• What to produce
Reproduce the entire listing word for word.

(Collected data entries)
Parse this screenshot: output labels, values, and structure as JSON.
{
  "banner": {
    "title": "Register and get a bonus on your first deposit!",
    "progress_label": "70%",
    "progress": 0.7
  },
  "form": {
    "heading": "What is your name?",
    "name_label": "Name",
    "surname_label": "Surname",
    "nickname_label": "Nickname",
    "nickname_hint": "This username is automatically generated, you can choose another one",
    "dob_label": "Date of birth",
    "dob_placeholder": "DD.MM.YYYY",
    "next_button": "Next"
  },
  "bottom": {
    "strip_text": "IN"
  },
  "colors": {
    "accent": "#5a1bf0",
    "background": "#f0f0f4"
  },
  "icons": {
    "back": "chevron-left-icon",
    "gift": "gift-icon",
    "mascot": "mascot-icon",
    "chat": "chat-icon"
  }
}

• Task response
Parse this screenshot: output labels, values, and structure as JSON.
{
  "banner": {
    "title": "Register and get a bonus on your first deposit!",
    "progress_label": "70%",
    "progress": 0.7
  },
  "form": {
    "heading": "What is your name?",
    "name_label": "Name",
    "surname_label": "Surname",
    "nickname_label": "Nickname",
    "nickname_hint": "This username is automatically generated, you can choose another one",
    "dob_label": "Date of birth",
    "dob_placeholder": "DD.MM.YYYY",
    "next_button": "Next"
  },
  "bottom": {
    "strip_text": "IN"
  },
  "colors": {
    "accent": "#5a1bf0",
    "background": "#f0f0f4"
  },
  "icons": {
    "back": "chevron-left-icon",
    "gift": "gift-icon",
    "mascot": "mascot-icon",
    "chat": "chat-icon"
  }
}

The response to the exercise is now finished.